● **TASK OBJECTIVE**:
Copy out the entries from the first line through the line containing "payment-date-label: Payment Date: —", both included, reproducing every line unchanged.

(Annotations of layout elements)
************

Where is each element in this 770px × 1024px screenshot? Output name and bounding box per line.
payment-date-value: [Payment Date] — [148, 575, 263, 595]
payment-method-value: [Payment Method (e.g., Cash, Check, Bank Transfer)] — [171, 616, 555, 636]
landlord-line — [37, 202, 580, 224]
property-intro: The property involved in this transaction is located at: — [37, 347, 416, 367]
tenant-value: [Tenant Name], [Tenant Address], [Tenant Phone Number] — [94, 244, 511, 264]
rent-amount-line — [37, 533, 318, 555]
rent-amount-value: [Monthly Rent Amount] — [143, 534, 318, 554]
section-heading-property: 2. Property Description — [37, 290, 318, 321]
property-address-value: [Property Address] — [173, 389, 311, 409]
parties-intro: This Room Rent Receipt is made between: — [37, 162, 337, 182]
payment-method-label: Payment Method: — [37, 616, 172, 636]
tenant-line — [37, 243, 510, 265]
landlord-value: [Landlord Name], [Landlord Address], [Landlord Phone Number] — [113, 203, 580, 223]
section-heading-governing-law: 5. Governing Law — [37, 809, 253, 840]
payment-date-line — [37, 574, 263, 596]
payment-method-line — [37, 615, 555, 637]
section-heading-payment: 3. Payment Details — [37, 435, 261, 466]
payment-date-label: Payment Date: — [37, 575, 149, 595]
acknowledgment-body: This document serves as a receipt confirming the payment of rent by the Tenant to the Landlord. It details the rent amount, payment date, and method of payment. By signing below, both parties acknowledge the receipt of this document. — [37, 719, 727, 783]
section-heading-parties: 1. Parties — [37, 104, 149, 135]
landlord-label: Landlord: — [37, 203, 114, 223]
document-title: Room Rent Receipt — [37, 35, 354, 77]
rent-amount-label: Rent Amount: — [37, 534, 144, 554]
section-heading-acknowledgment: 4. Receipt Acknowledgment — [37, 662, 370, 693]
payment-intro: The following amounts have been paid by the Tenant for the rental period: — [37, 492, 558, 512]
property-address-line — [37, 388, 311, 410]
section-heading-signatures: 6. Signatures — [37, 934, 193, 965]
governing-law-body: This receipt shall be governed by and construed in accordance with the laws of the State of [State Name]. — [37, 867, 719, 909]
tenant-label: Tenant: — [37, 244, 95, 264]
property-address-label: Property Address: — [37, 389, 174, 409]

************

● **CORRECT RESPONSE**:
Where is each element in this 770px × 1024px screenshot? Output name and bounding box per line.
payment-date-value: [Payment Date] — [148, 575, 263, 595]
payment-method-value: [Payment Method (e.g., Cash, Check, Bank Transfer)] — [171, 616, 555, 636]
landlord-line — [37, 202, 580, 224]
property-intro: The property involved in this transaction is located at: — [37, 347, 416, 367]
tenant-value: [Tenant Name], [Tenant Address], [Tenant Phone Number] — [94, 244, 511, 264]
rent-amount-line — [37, 533, 318, 555]
rent-amount-value: [Monthly Rent Amount] — [143, 534, 318, 554]
section-heading-property: 2. Property Description — [37, 290, 318, 321]
property-address-value: [Property Address] — [173, 389, 311, 409]
parties-intro: This Room Rent Receipt is made between: — [37, 162, 337, 182]
payment-method-label: Payment Method: — [37, 616, 172, 636]
tenant-line — [37, 243, 510, 265]
landlord-value: [Landlord Name], [Landlord Address], [Landlord Phone Number] — [113, 203, 580, 223]
section-heading-governing-law: 5. Governing Law — [37, 809, 253, 840]
payment-date-line — [37, 574, 263, 596]
payment-method-line — [37, 615, 555, 637]
section-heading-payment: 3. Payment Details — [37, 435, 261, 466]
payment-date-label: Payment Date: — [37, 575, 149, 595]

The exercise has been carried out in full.